▶ _OBJECTIVE_
Reproduce all lines of the listing below in which the word "within" occurs.

Stored items
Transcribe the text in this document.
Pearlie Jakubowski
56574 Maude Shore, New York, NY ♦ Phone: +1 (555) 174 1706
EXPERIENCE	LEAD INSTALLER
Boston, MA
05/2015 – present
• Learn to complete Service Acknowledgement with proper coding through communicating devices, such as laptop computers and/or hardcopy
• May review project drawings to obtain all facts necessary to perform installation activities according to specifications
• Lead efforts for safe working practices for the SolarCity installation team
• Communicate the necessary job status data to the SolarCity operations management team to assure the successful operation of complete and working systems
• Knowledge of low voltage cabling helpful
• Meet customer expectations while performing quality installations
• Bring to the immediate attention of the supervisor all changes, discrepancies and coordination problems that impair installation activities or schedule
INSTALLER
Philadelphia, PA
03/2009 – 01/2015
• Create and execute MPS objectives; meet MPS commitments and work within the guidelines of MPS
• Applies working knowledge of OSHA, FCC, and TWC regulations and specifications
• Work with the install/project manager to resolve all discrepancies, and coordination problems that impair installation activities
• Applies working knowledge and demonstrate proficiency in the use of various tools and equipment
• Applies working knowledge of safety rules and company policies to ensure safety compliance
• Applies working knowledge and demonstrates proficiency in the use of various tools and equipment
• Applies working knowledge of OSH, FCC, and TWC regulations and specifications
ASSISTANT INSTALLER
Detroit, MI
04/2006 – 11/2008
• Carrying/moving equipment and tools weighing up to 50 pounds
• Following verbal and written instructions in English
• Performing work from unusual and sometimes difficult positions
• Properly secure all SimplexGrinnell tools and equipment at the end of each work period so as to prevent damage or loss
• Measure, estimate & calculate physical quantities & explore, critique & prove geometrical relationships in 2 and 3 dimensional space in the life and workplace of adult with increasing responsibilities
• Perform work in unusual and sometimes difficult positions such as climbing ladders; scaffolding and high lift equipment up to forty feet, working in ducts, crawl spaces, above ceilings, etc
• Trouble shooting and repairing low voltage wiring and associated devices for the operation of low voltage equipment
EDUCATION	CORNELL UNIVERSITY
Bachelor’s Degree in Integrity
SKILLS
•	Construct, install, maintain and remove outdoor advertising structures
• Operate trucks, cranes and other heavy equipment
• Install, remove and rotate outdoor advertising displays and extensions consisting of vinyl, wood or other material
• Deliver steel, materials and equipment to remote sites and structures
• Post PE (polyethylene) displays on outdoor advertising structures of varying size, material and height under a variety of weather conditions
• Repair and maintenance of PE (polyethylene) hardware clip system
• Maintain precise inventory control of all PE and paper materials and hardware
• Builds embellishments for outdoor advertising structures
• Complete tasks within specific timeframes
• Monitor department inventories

---

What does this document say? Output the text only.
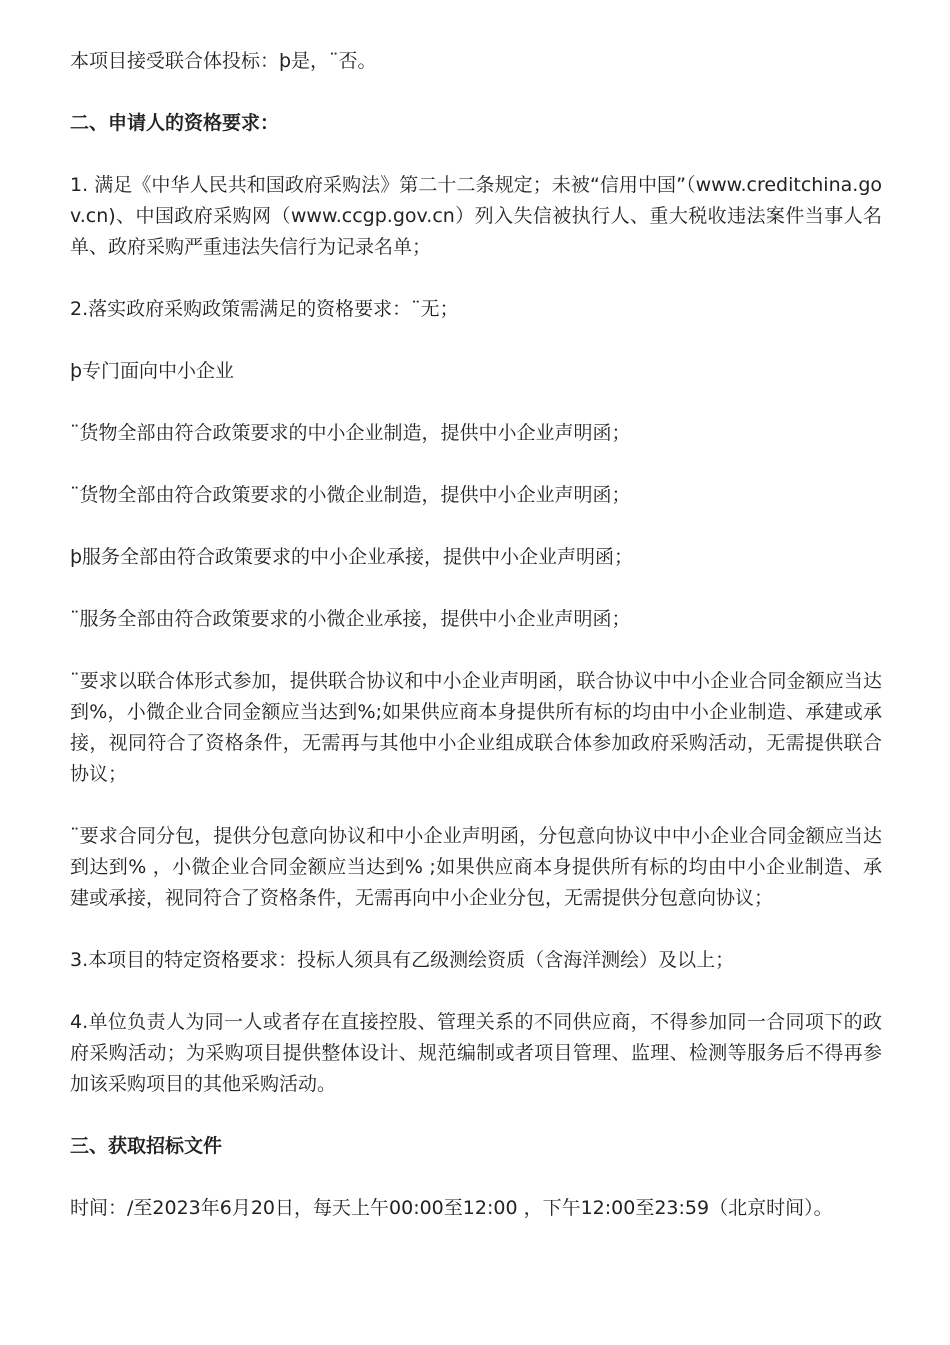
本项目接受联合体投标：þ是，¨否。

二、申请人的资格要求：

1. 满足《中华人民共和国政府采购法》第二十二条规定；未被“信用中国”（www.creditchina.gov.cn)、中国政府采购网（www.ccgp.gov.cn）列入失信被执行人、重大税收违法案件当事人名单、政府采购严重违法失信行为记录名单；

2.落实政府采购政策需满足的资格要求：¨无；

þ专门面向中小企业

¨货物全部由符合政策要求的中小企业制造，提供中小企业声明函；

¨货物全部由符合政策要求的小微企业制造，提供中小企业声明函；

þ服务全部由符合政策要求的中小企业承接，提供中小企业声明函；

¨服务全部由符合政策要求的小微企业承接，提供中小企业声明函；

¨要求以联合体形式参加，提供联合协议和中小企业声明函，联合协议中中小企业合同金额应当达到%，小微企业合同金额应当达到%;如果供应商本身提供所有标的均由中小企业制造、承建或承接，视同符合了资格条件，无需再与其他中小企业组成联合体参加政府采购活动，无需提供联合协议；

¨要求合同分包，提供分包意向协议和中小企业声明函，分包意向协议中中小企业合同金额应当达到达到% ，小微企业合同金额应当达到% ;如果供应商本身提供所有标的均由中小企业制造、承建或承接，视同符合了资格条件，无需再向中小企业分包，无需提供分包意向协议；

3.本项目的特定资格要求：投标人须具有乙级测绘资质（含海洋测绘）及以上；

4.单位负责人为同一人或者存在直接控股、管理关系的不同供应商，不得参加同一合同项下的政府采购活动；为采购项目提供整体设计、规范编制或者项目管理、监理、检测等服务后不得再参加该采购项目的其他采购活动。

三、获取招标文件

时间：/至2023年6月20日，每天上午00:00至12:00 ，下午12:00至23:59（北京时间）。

▶ _FINISHED EXERCISE_
• Create and execute MPS objectives; meet MPS commitments and work within the guidelines of MPS
• Complete tasks within specific timeframes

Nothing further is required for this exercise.